**What this task involves**
Return the entries below verbatim. Pictures stay out.

[Dataset entries on figures]

----------

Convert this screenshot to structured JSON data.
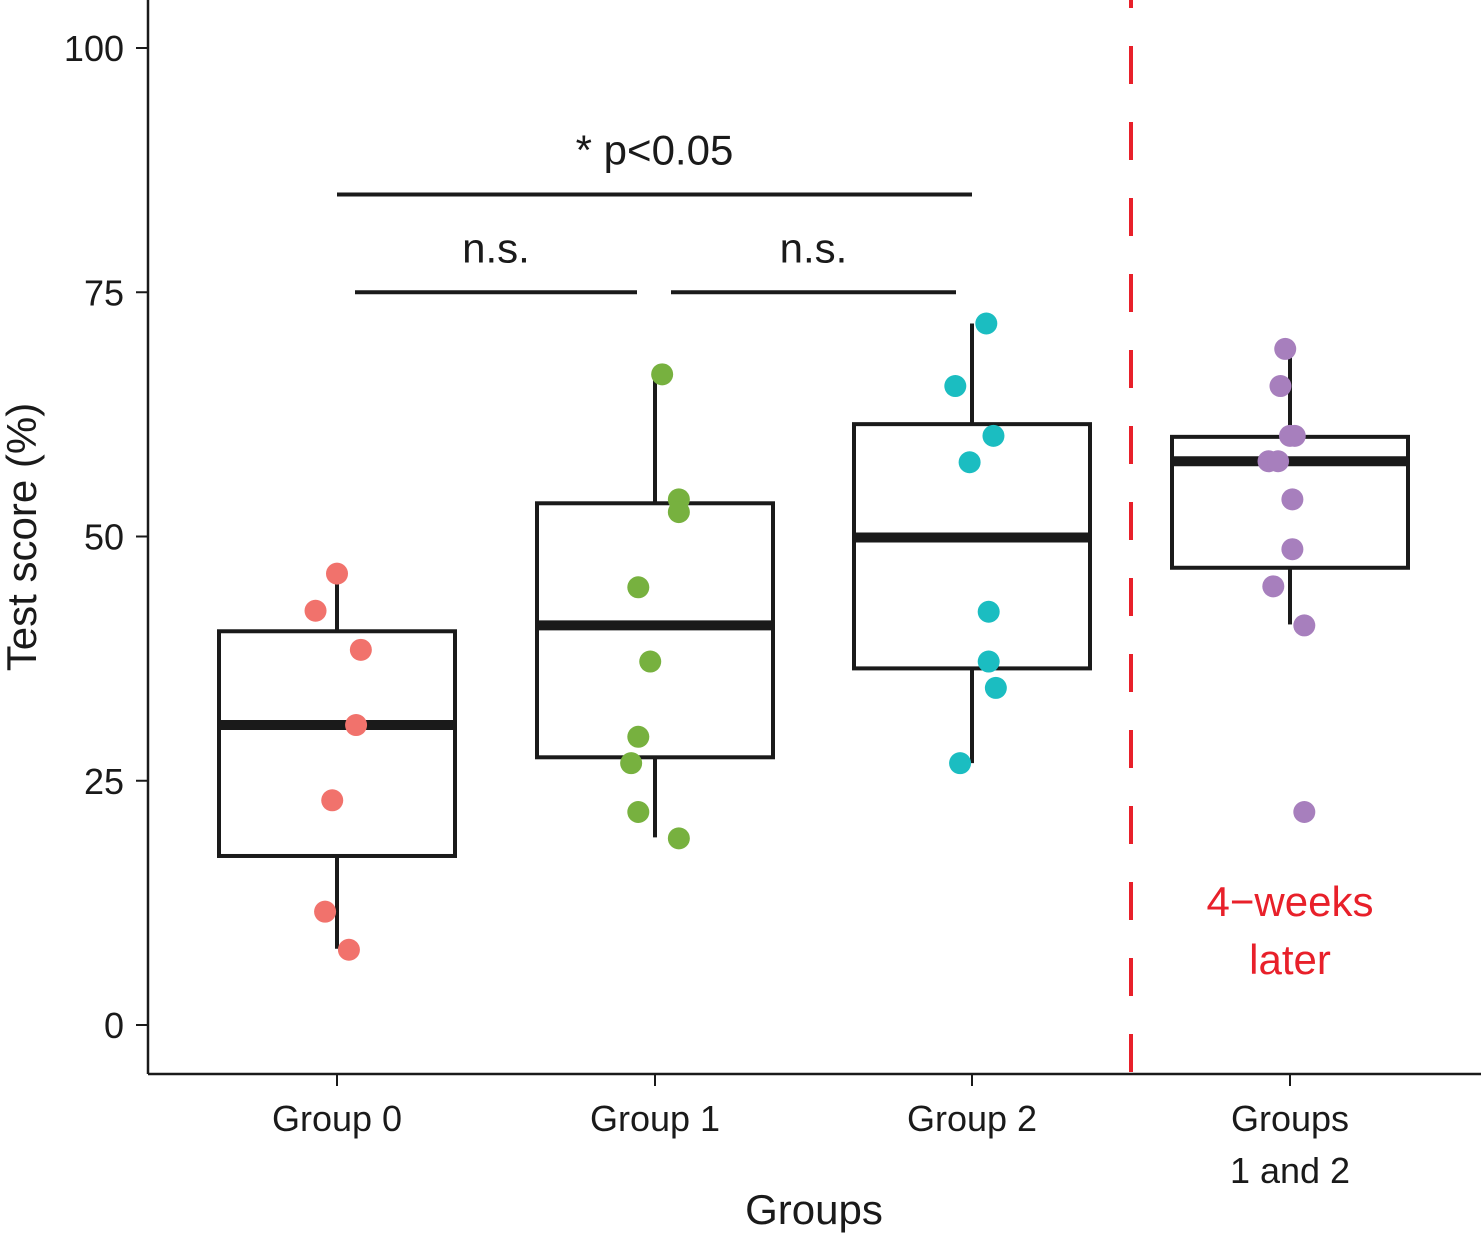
{
  "chart_data": {
    "type": "boxplot",
    "title": "",
    "xlabel": "Groups",
    "ylabel": "Test score (%)",
    "ylim": [
      -5,
      105
    ],
    "yticks": [
      0,
      25,
      50,
      75,
      100
    ],
    "ytick_labels": [
      "0",
      "25",
      "50",
      "75",
      "100"
    ],
    "grid": false,
    "legend": "none",
    "categories": [
      "Group 0",
      "Group 1",
      "Group 2",
      "Groups\n1 and 2"
    ],
    "category_label_lines": [
      [
        "Group 0"
      ],
      [
        "Group 1"
      ],
      [
        "Group 2"
      ],
      [
        "Groups",
        "1 and 2"
      ]
    ],
    "series": [
      {
        "name": "Group 0",
        "color": "#f1726c",
        "box": {
          "whisker_low": 7.8,
          "q1": 17.3,
          "median": 30.7,
          "q3": 40.3,
          "whisker_high": 45.2
        },
        "points": [
          {
            "jitter": 0.0,
            "y": 46.2
          },
          {
            "jitter": -0.09,
            "y": 42.4
          },
          {
            "jitter": 0.1,
            "y": 38.4
          },
          {
            "jitter": 0.08,
            "y": 30.7
          },
          {
            "jitter": -0.02,
            "y": 23.0
          },
          {
            "jitter": -0.05,
            "y": 11.6
          },
          {
            "jitter": 0.05,
            "y": 7.7
          }
        ]
      },
      {
        "name": "Group 1",
        "color": "#77b13f",
        "box": {
          "whisker_low": 19.2,
          "q1": 27.4,
          "median": 40.9,
          "q3": 53.4,
          "whisker_high": 66.6
        },
        "points": [
          {
            "jitter": 0.03,
            "y": 66.6
          },
          {
            "jitter": 0.1,
            "y": 53.8
          },
          {
            "jitter": 0.1,
            "y": 52.5
          },
          {
            "jitter": -0.07,
            "y": 44.8
          },
          {
            "jitter": -0.02,
            "y": 37.2
          },
          {
            "jitter": -0.07,
            "y": 29.5
          },
          {
            "jitter": -0.1,
            "y": 26.8
          },
          {
            "jitter": -0.07,
            "y": 21.8
          },
          {
            "jitter": 0.1,
            "y": 19.1
          }
        ]
      },
      {
        "name": "Group 2",
        "color": "#1bbdc1",
        "box": {
          "whisker_low": 26.8,
          "q1": 36.5,
          "median": 49.9,
          "q3": 61.5,
          "whisker_high": 71.8
        },
        "points": [
          {
            "jitter": 0.06,
            "y": 71.8
          },
          {
            "jitter": -0.07,
            "y": 65.4
          },
          {
            "jitter": 0.09,
            "y": 60.3
          },
          {
            "jitter": -0.01,
            "y": 57.6
          },
          {
            "jitter": 0.07,
            "y": 42.3
          },
          {
            "jitter": 0.07,
            "y": 37.2
          },
          {
            "jitter": 0.1,
            "y": 34.5
          },
          {
            "jitter": -0.05,
            "y": 26.8
          }
        ]
      },
      {
        "name": "Groups 1 and 2",
        "color": "#a77fbd",
        "box": {
          "whisker_low": 41.0,
          "q1": 46.8,
          "median": 57.7,
          "q3": 60.2,
          "whisker_high": 69.2
        },
        "points": [
          {
            "jitter": -0.02,
            "y": 69.2
          },
          {
            "jitter": -0.04,
            "y": 65.4
          },
          {
            "jitter": 0.0,
            "y": 60.3
          },
          {
            "jitter": 0.02,
            "y": 60.3
          },
          {
            "jitter": -0.09,
            "y": 57.7
          },
          {
            "jitter": -0.05,
            "y": 57.7
          },
          {
            "jitter": 0.01,
            "y": 53.8
          },
          {
            "jitter": 0.01,
            "y": 48.7
          },
          {
            "jitter": -0.07,
            "y": 44.9
          },
          {
            "jitter": 0.06,
            "y": 40.9
          },
          {
            "jitter": 0.06,
            "y": 21.8
          }
        ]
      }
    ],
    "comparisons": [
      {
        "from": 0,
        "to": 1,
        "y": 75,
        "label": "n.s."
      },
      {
        "from": 1,
        "to": 2,
        "y": 75,
        "label": "n.s."
      },
      {
        "from": 0,
        "to": 2,
        "y": 85,
        "label": "* p<0.05"
      }
    ],
    "separator": {
      "between": [
        2,
        3
      ],
      "color": "#e8202a",
      "style": "dashed"
    },
    "annotations": [
      {
        "text_lines": [
          "4−weeks",
          "later"
        ],
        "category": 3,
        "y": 11,
        "color": "#e8202a"
      }
    ]
  }
}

----------

**Exercise solution**
Convert this screenshot to structured JSON data.
{
  "chart_data": {
    "type": "boxplot",
    "title": "",
    "xlabel": "Groups",
    "ylabel": "Test score (%)",
    "ylim": [
      -5,
      105
    ],
    "yticks": [
      0,
      25,
      50,
      75,
      100
    ],
    "ytick_labels": [
      "0",
      "25",
      "50",
      "75",
      "100"
    ],
    "grid": false,
    "legend": "none",
    "categories": [
      "Group 0",
      "Group 1",
      "Group 2",
      "Groups\n1 and 2"
    ],
    "category_label_lines": [
      [
        "Group 0"
      ],
      [
        "Group 1"
      ],
      [
        "Group 2"
      ],
      [
        "Groups",
        "1 and 2"
      ]
    ],
    "series": [
      {
        "name": "Group 0",
        "color": "#f1726c",
        "box": {
          "whisker_low": 7.8,
          "q1": 17.3,
          "median": 30.7,
          "q3": 40.3,
          "whisker_high": 45.2
        },
        "points": [
          {
            "jitter": 0.0,
            "y": 46.2
          },
          {
            "jitter": -0.09,
            "y": 42.4
          },
          {
            "jitter": 0.1,
            "y": 38.4
          },
          {
            "jitter": 0.08,
            "y": 30.7
          },
          {
            "jitter": -0.02,
            "y": 23.0
          },
          {
            "jitter": -0.05,
            "y": 11.6
          },
          {
            "jitter": 0.05,
            "y": 7.7
          }
        ]
      },
      {
        "name": "Group 1",
        "color": "#77b13f",
        "box": {
          "whisker_low": 19.2,
          "q1": 27.4,
          "median": 40.9,
          "q3": 53.4,
          "whisker_high": 66.6
        },
        "points": [
          {
            "jitter": 0.03,
            "y": 66.6
          },
          {
            "jitter": 0.1,
            "y": 53.8
          },
          {
            "jitter": 0.1,
            "y": 52.5
          },
          {
            "jitter": -0.07,
            "y": 44.8
          },
          {
            "jitter": -0.02,
            "y": 37.2
          },
          {
            "jitter": -0.07,
            "y": 29.5
          },
          {
            "jitter": -0.1,
            "y": 26.8
          },
          {
            "jitter": -0.07,
            "y": 21.8
          },
          {
            "jitter": 0.1,
            "y": 19.1
          }
        ]
      },
      {
        "name": "Group 2",
        "color": "#1bbdc1",
        "box": {
          "whisker_low": 26.8,
          "q1": 36.5,
          "median": 49.9,
          "q3": 61.5,
          "whisker_high": 71.8
        },
        "points": [
          {
            "jitter": 0.06,
            "y": 71.8
          },
          {
            "jitter": -0.07,
            "y": 65.4
          },
          {
            "jitter": 0.09,
            "y": 60.3
          },
          {
            "jitter": -0.01,
            "y": 57.6
          },
          {
            "jitter": 0.07,
            "y": 42.3
          },
          {
            "jitter": 0.07,
            "y": 37.2
          },
          {
            "jitter": 0.1,
            "y": 34.5
          },
          {
            "jitter": -0.05,
            "y": 26.8
          }
        ]
      },
      {
        "name": "Groups 1 and 2",
        "color": "#a77fbd",
        "box": {
          "whisker_low": 41.0,
          "q1": 46.8,
          "median": 57.7,
          "q3": 60.2,
          "whisker_high": 69.2
        },
        "points": [
          {
            "jitter": -0.02,
            "y": 69.2
          },
          {
            "jitter": -0.04,
            "y": 65.4
          },
          {
            "jitter": 0.0,
            "y": 60.3
          },
          {
            "jitter": 0.02,
            "y": 60.3
          },
          {
            "jitter": -0.09,
            "y": 57.7
          },
          {
            "jitter": -0.05,
            "y": 57.7
          },
          {
            "jitter": 0.01,
            "y": 53.8
          },
          {
            "jitter": 0.01,
            "y": 48.7
          },
          {
            "jitter": -0.07,
            "y": 44.9
          },
          {
            "jitter": 0.06,
            "y": 40.9
          },
          {
            "jitter": 0.06,
            "y": 21.8
          }
        ]
      }
    ],
    "comparisons": [
      {
        "from": 0,
        "to": 1,
        "y": 75,
        "label": "n.s."
      },
      {
        "from": 1,
        "to": 2,
        "y": 75,
        "label": "n.s."
      },
      {
        "from": 0,
        "to": 2,
        "y": 85,
        "label": "* p<0.05"
      }
    ],
    "separator": {
      "between": [
        2,
        3
      ],
      "color": "#e8202a",
      "style": "dashed"
    },
    "annotations": [
      {
        "text_lines": [
          "4−weeks",
          "later"
        ],
        "category": 3,
        "y": 11,
        "color": "#e8202a"
      }
    ]
  }
}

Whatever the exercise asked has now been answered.